▶ Work to be completed
Render this sentence from the text on John Brennan's 1980 thesis in French: "You pull the lever for Communist Party candidate Gus Hall, Comrade Brezhnev's representative in the United States, Lenin School graduate, and convicted revolutionary."

▶ Study text
◆ ◆ ◆ ◆ ◆
It is 1976. World champion human rights hero Vladimir Bukovsky (above with cig), having spent most of his adult life imprisoned inside KGB jails, labor camps and psychiatric hospitals, is released to the West in exchange for Chilean Communist Luis Corvalan (above smiling with Brezhnev).
You are John Brennan, future Director of the Central Intelligence Agency. A college sudent, you are casting your first vote for president in 1976. Ford? Carter? No. You pull the lever for Communist Party candidate Gus Hall, Comrade Brezhnev's representative in the United States, Lenin School graduate, and convicted revolutionary.
It is 1980. You are still John Brennan. You have already traveled to Indonesia, Egypt and who knows where else. You are completing your masters thesis on "Human Rights in Egypt," and trying to sound like you know what you're talking about (some things never change). Contemplating Sadat's restrictions on the activities of revolutionaries seeking his overthow, you give him a pass for, as you put it, trying to save democacy by undemocratic means -- and decide your logic also applies to Comrade Brezhnev and his violations of the human rights of peaceful, law-abiding dissidents such as Vladimir Bukovsky.
You write:
This explanation [of Sadat’s crackdowns], of course, can provide a convenient excuse for any authoritarian leader in any country of the world. If the preservation of democracy is not given as justification, the preservation of another ideology is.Can human rights violations in the Soviet Union be as easily justified in terms of the preservation of the communist ideology? Unfortunately (taking a Western perspective), yes.
Yes? That's BrennanThink for you. There is much more about the thinking of Brennan and the other anti-Trump conspirators -- Nellie Ohr, James Comey, Christopher Steele, et al -- in my short, new book, The Red Thread: A Search for Ideological Drivers Inside the Anti-Trump Conspiracy.
One more Brennan thing.
Quoting from pp. 38-39.
The following line from Brennan’s 1980 thesis has an eerie resonance with everything we are learning about the conspiracy today. Brennan is discussing the deeply imperfect state of democracy in 1980s Egypt, noting it is still a “process,” not a “state.” It is no stretch to imagine any Gus-Hall- voter or socialist or Alinskyite or progressive or college professor today considering the state of democracy in America today to be deeply imperfect, too — still a “process,” not a “state.”
Brennan writes: “But if democracy is a process rather than a state, the democratic process may involve, at some point, the violation of personal liberties and procedural justice.”
This is the chilling apologia for the anti-Trump conspiracy. In order to keep the regime moving “forward,” the violation of personal liberties and procedural justice” is justified, whether it is an unpaid campaign adviser being violated (Carter Page) or the National Security Advisor (Gen. Mike Flynn); whether it entails launching a disinformation campaign (Trump- Russia), or reversing an election (the Mueller probe). The ends — their ends — justify any means.
Following the red thread, then, we may begin to see: The anti-Trump conspirators are not trying to save “democracy”; they are trying to save their revolution.
◆ ◆ ◆ ◆ ◆
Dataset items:

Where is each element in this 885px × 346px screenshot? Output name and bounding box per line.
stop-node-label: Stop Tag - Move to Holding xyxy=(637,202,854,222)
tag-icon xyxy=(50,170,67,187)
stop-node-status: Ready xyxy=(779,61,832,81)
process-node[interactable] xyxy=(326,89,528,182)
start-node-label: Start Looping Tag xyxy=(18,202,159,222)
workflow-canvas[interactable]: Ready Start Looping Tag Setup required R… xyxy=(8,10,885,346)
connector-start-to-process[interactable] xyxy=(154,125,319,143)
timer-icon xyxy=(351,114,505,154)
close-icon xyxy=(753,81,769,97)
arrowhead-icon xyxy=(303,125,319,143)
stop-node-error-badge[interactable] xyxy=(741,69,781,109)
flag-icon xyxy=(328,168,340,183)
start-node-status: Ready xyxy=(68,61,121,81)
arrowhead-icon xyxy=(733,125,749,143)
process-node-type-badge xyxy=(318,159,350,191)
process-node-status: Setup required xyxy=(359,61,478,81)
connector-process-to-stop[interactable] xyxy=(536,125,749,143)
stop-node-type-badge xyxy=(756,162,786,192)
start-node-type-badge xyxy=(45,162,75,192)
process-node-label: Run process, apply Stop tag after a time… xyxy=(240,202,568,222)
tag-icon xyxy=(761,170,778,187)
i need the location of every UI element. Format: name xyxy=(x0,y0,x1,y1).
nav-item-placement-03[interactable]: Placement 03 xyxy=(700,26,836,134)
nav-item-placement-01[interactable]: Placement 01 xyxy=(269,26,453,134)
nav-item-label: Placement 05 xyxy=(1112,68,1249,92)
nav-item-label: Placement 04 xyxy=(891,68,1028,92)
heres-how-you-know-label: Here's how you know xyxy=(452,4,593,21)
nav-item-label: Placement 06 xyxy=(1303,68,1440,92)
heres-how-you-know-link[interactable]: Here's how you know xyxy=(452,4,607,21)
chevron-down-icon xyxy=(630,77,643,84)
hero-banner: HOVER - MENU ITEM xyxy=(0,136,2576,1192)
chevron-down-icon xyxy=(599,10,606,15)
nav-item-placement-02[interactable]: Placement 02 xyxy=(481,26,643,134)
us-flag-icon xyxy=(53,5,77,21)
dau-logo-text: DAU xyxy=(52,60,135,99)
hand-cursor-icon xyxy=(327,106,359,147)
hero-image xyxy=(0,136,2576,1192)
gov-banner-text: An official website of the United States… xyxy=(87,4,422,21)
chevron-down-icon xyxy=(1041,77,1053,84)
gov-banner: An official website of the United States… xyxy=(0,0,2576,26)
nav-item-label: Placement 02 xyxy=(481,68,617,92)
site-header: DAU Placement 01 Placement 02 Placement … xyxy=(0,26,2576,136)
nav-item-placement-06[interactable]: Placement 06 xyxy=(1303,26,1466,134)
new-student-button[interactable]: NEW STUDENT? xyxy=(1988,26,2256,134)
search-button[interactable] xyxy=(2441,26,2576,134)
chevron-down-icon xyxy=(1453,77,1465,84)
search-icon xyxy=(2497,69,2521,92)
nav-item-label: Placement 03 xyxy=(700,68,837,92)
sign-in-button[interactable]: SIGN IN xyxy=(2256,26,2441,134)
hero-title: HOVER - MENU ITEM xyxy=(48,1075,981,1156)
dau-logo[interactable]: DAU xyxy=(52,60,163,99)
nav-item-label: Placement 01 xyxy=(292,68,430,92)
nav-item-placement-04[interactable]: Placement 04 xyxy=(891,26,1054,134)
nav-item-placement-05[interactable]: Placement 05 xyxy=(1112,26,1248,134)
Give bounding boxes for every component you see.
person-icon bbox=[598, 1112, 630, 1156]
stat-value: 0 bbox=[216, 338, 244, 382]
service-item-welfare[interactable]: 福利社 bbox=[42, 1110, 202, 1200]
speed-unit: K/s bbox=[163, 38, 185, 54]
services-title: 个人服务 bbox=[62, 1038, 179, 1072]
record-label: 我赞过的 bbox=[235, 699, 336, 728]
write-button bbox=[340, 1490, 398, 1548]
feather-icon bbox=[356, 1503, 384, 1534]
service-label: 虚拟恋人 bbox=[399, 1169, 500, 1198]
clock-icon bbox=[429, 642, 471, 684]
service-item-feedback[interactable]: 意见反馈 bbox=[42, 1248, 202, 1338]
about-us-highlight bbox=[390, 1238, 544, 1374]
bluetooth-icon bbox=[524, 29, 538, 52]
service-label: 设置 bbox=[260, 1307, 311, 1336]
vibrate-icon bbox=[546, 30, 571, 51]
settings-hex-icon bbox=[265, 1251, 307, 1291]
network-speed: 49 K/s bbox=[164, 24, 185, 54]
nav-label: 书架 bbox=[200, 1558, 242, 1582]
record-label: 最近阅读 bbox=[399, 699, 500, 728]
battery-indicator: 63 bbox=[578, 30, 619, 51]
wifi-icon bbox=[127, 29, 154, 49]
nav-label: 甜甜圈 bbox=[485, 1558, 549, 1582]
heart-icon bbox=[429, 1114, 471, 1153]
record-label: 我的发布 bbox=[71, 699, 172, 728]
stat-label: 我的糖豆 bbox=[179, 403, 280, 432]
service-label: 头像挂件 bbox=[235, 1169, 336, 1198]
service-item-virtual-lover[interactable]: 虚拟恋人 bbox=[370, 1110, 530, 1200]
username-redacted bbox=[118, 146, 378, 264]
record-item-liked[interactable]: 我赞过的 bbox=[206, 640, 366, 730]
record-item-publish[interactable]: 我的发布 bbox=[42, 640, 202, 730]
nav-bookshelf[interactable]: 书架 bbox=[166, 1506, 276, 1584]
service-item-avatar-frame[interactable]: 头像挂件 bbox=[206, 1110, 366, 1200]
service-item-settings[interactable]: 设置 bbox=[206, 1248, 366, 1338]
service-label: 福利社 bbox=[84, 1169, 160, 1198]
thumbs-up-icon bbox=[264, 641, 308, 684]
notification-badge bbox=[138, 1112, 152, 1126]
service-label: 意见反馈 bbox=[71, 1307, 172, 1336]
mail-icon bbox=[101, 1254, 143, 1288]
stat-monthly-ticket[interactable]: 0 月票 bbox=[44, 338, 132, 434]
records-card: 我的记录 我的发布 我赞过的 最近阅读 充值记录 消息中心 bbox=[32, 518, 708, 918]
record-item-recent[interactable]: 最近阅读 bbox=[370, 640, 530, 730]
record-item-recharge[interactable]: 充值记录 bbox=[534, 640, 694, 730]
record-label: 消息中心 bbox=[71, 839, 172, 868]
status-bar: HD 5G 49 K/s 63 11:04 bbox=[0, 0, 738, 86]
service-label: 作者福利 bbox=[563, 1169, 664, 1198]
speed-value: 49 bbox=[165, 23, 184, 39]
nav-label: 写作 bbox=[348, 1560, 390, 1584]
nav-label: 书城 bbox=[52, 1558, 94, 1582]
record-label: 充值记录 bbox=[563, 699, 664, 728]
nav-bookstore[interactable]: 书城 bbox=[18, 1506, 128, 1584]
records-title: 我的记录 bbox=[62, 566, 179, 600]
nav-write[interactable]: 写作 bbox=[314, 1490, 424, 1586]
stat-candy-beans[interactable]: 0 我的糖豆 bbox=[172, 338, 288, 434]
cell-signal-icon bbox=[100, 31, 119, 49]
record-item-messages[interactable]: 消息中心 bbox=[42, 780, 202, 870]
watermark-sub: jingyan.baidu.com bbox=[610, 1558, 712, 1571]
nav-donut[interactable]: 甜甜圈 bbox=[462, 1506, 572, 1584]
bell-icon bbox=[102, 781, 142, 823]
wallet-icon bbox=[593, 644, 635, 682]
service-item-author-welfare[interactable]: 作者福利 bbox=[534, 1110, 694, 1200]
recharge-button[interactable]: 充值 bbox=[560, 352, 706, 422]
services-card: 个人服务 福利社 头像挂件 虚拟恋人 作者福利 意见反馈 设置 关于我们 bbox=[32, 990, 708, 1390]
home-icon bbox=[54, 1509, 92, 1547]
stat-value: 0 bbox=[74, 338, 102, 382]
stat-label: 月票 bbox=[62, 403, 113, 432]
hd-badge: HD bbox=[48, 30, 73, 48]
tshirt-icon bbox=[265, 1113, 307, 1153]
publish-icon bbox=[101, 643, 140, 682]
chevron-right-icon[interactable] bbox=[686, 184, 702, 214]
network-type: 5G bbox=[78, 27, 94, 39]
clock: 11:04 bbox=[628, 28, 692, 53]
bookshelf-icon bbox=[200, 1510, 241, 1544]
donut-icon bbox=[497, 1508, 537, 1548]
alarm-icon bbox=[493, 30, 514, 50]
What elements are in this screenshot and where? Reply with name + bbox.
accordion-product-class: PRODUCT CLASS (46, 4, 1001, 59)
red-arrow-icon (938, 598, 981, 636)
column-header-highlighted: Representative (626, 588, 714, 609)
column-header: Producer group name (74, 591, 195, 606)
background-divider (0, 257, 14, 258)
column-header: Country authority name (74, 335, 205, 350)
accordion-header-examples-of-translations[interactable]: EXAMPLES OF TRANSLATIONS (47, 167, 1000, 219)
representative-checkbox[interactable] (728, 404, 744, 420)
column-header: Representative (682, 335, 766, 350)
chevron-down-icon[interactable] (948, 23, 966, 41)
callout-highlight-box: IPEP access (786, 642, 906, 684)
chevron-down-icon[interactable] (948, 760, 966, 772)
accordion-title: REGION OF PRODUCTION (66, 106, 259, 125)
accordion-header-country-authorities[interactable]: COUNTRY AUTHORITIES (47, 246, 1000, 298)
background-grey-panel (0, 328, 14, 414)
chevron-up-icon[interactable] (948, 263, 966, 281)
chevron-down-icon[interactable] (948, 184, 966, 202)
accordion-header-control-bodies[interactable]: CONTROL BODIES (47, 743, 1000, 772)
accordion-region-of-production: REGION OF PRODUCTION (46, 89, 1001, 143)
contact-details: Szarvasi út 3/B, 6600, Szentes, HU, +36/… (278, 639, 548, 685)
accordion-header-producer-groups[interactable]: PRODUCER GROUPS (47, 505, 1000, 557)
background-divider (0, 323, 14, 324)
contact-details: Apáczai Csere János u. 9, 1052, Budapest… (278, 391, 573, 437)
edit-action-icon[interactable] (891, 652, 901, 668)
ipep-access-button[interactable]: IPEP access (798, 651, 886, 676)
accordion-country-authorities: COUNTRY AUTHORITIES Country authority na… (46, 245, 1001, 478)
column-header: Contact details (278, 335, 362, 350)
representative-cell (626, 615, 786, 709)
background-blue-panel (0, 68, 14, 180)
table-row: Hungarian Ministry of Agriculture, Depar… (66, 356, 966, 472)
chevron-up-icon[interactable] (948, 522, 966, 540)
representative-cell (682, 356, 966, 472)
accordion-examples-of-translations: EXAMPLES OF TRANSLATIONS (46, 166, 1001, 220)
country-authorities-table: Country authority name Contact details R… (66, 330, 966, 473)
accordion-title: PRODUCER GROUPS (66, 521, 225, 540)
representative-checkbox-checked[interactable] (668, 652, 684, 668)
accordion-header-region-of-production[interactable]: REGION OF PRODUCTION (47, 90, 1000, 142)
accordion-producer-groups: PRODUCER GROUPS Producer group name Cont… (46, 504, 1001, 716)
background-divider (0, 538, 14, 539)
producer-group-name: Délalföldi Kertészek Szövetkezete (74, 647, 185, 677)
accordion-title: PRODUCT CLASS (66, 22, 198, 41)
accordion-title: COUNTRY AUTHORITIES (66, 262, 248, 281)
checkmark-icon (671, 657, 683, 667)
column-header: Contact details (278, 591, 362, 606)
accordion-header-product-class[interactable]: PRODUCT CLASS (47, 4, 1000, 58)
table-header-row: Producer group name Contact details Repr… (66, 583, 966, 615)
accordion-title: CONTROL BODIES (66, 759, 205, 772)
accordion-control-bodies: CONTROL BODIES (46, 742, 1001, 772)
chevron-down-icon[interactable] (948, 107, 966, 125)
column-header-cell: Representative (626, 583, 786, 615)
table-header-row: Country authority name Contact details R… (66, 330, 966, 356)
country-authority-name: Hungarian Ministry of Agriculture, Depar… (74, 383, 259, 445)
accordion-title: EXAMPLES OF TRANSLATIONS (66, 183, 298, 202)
◆ ◆ ◆ ◆ ◆
▶ Exercise response
Vous actionnez le levier en faveur du candidat du Parti communiste Gus Hall, représentant du camarade Brejnev aux États-Unis, diplômé de l'École Lénine et révolutionnaire condamné.